Collected data:
__________________________________________________
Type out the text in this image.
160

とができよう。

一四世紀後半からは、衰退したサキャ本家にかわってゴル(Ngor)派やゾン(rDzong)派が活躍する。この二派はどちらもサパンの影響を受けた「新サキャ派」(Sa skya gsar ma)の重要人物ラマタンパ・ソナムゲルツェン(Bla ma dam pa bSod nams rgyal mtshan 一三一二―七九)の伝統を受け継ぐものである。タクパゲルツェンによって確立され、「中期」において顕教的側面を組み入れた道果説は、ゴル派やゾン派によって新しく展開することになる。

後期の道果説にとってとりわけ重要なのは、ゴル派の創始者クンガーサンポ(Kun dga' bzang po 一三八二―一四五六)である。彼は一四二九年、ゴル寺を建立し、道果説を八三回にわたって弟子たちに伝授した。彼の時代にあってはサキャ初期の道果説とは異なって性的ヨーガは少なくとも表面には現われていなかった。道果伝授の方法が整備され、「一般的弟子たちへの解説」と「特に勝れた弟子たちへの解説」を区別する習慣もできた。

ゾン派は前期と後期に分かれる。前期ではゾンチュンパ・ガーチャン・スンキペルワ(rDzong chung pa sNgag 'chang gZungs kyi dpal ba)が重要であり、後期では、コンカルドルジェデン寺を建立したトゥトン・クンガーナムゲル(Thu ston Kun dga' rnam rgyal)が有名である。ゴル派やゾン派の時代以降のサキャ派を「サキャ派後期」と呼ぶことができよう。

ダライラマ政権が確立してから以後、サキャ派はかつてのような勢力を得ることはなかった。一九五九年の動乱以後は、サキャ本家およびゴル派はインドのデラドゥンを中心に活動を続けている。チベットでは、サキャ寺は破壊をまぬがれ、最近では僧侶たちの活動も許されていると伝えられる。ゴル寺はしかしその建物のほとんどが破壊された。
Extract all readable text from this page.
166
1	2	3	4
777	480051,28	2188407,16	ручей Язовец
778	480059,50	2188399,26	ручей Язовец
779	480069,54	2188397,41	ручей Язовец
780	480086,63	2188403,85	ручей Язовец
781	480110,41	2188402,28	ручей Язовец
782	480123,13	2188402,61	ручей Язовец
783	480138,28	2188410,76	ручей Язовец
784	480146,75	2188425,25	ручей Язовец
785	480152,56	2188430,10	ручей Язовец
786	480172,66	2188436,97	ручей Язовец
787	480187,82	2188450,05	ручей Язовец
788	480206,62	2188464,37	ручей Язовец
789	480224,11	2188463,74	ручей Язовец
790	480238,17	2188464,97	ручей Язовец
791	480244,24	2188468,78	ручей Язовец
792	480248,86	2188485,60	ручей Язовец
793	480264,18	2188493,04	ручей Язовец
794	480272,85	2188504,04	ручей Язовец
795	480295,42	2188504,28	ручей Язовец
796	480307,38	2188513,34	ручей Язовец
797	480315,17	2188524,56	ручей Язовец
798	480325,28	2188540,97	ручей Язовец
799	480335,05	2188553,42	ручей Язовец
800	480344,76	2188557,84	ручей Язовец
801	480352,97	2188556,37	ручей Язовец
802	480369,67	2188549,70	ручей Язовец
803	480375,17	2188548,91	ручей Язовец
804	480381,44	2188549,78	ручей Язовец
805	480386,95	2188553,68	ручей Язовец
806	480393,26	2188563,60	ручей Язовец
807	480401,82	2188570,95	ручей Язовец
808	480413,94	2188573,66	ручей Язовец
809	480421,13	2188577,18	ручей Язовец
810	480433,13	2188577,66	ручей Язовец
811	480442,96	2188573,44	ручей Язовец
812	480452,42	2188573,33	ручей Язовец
__________________________________________________
**Aim:** Copy each line of the entries that includes the word "text".

**Reply:**
Type out the text in this image.
Extract all readable text from this page.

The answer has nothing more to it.